*Set exercise*:
Go through the material below and copy all lines with "Peanut".

········

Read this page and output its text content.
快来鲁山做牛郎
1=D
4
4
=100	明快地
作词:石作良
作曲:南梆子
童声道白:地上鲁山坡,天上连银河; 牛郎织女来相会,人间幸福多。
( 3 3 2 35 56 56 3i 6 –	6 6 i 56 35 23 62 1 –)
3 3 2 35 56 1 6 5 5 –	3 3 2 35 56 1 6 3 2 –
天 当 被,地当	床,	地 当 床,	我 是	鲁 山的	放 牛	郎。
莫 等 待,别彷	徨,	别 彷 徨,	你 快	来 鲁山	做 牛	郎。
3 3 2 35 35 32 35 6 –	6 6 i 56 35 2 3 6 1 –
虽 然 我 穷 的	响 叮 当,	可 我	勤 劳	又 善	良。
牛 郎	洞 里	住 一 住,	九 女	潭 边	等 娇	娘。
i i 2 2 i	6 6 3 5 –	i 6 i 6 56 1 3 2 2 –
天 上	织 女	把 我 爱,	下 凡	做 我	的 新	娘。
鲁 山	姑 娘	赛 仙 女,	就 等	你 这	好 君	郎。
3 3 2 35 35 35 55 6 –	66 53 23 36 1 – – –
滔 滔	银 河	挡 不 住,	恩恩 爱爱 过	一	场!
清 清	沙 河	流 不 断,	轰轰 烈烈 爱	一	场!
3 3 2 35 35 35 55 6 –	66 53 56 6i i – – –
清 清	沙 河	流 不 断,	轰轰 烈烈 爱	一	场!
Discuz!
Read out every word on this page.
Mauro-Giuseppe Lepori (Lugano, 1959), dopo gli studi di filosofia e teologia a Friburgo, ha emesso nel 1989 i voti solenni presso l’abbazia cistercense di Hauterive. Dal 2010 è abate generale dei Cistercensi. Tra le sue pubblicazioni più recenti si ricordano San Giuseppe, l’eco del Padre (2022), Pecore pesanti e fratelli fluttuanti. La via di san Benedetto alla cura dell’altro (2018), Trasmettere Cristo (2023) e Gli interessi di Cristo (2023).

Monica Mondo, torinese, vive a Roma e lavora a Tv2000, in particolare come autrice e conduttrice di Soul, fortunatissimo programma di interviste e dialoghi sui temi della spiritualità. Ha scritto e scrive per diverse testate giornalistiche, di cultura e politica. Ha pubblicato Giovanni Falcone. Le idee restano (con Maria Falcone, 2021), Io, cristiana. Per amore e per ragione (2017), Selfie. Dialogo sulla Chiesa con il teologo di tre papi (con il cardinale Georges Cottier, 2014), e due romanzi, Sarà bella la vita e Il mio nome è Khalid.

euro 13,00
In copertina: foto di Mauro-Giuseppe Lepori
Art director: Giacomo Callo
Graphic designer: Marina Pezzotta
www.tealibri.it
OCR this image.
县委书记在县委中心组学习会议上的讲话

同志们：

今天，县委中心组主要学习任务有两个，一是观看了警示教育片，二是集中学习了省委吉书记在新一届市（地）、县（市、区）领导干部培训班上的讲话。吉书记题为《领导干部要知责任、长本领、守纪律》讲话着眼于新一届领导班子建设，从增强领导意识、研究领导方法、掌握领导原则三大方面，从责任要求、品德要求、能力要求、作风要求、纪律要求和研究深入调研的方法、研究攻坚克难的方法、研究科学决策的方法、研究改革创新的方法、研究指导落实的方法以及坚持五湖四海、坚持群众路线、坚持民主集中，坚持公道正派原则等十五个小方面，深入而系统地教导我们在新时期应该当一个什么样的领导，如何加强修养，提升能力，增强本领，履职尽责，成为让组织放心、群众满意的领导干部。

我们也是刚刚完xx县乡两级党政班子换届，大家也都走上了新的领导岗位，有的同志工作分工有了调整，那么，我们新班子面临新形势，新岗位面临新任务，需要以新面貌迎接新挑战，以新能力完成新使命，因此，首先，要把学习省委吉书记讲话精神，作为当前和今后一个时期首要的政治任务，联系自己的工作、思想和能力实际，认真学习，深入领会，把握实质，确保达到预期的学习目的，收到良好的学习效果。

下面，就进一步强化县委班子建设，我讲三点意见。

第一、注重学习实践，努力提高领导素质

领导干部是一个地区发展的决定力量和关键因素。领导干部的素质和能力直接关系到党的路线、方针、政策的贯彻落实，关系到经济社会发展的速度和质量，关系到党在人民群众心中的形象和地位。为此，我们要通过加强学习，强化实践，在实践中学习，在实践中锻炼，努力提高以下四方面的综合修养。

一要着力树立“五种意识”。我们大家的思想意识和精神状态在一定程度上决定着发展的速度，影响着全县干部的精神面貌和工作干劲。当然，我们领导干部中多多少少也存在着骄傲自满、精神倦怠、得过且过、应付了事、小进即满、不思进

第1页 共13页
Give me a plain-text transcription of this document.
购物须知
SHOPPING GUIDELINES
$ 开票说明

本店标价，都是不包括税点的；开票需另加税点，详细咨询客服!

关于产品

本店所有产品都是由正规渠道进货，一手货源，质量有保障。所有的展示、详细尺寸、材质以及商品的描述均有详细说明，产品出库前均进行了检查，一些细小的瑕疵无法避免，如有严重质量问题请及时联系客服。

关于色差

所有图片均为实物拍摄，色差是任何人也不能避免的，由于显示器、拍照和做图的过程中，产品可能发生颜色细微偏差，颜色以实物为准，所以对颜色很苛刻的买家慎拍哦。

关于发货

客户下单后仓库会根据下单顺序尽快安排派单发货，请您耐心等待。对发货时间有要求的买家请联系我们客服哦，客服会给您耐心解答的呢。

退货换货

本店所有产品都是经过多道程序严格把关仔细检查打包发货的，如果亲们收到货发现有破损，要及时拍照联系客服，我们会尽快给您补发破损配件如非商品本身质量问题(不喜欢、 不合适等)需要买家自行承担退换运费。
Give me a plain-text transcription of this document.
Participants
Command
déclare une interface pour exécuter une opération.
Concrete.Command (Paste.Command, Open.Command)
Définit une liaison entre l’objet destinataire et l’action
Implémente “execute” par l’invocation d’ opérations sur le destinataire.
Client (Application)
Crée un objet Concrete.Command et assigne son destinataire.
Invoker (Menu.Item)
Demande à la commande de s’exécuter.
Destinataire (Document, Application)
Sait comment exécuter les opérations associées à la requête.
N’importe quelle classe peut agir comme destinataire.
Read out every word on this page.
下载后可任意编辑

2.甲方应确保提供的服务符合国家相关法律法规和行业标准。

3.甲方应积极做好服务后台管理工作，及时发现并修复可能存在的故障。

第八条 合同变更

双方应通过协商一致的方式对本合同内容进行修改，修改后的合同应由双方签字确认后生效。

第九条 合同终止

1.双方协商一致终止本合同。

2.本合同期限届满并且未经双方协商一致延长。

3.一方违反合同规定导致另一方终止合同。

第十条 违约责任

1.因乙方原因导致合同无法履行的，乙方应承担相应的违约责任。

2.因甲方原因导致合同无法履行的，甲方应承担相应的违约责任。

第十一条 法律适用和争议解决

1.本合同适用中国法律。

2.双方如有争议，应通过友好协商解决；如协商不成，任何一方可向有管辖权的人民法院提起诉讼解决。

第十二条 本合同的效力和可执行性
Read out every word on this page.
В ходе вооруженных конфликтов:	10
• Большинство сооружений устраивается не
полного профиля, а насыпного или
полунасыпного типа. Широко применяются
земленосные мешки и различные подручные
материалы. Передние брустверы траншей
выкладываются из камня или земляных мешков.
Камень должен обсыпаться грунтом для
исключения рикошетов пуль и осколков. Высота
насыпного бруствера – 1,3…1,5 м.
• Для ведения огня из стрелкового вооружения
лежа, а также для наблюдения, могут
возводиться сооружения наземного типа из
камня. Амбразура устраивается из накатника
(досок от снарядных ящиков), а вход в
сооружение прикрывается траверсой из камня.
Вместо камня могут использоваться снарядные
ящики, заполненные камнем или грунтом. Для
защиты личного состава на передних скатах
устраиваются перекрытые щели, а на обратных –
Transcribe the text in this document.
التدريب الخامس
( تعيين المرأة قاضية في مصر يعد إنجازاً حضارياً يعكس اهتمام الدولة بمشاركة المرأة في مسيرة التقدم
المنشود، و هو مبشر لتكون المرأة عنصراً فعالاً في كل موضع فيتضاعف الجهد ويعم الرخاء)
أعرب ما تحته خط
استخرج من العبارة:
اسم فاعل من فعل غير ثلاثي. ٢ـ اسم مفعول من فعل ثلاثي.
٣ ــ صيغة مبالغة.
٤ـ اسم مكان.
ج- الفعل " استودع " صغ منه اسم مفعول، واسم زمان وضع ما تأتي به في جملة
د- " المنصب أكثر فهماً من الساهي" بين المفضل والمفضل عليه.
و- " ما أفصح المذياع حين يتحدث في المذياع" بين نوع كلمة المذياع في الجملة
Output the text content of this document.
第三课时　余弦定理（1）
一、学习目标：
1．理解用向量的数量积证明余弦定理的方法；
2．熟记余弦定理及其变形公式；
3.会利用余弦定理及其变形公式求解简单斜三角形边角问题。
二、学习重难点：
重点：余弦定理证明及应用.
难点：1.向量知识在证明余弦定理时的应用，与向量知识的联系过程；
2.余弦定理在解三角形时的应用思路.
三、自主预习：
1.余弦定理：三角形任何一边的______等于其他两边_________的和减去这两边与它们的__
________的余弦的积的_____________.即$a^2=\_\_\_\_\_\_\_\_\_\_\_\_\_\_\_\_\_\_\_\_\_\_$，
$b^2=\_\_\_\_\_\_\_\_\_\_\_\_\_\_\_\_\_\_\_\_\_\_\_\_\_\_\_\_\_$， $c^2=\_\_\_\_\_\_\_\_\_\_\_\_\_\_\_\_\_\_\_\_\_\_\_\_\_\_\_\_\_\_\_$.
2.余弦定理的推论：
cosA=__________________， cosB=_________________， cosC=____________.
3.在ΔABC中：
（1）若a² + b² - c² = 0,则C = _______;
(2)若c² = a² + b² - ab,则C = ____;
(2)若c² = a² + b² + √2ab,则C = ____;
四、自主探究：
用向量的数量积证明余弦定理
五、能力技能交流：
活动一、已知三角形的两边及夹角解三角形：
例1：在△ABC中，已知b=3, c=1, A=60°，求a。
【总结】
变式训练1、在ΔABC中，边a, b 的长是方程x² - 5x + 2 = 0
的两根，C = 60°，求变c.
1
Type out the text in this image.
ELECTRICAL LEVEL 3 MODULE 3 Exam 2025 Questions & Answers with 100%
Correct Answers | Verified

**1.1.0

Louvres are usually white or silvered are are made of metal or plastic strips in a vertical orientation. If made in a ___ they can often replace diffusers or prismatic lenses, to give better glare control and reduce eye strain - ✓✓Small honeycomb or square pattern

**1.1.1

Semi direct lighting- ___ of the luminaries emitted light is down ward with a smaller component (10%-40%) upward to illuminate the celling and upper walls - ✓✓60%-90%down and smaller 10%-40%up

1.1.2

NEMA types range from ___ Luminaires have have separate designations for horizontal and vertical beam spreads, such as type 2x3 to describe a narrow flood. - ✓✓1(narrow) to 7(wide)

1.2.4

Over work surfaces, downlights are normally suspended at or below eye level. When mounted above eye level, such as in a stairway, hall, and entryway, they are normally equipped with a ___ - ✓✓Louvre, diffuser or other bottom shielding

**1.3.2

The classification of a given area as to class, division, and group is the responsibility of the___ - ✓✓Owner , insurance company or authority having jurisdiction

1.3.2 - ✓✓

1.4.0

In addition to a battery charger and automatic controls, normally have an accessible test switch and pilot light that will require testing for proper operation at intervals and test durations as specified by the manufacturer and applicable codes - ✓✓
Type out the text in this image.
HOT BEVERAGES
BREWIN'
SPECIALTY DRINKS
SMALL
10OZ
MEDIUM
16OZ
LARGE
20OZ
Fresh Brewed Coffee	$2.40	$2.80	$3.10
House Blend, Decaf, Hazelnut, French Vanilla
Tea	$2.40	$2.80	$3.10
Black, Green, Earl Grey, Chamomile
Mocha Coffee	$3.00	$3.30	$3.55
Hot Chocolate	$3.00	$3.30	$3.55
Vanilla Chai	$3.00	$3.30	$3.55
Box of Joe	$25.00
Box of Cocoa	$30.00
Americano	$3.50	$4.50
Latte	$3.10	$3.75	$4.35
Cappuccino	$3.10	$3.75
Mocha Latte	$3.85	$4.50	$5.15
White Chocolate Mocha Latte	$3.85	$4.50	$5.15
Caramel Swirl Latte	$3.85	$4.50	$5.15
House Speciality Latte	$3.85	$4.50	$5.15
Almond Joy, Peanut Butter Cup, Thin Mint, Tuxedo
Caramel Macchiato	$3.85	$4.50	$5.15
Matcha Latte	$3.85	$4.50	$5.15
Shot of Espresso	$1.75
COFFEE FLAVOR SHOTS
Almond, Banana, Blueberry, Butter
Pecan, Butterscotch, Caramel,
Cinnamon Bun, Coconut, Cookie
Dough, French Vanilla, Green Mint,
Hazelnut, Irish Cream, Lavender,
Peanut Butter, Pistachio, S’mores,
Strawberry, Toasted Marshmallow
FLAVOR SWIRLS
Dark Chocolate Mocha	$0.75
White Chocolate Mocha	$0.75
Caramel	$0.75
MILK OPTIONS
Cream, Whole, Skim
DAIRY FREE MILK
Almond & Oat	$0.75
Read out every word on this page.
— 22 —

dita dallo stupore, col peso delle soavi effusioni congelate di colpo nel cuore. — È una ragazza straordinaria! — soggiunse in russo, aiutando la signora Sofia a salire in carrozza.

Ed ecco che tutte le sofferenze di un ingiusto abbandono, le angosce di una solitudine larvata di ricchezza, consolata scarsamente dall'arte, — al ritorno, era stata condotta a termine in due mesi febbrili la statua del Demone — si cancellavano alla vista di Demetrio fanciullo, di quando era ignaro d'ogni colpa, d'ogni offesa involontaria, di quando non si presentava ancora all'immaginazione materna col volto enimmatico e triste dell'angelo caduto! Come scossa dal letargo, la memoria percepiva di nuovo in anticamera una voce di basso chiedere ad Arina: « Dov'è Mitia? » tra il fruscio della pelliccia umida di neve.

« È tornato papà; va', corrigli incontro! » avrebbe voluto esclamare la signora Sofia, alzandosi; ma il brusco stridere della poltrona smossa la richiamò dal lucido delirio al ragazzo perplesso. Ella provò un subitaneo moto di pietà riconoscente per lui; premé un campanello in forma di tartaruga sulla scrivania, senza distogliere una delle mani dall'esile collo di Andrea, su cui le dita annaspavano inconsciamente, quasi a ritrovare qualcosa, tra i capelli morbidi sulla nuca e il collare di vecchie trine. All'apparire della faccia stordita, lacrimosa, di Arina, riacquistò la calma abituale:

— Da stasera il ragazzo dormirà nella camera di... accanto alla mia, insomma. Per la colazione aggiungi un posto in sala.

········

*Finished task*:
Almond Joy, Peanut Butter Cup, Thin Mint, Tuxedo
Peanut Butter, Pistachio, S’mores,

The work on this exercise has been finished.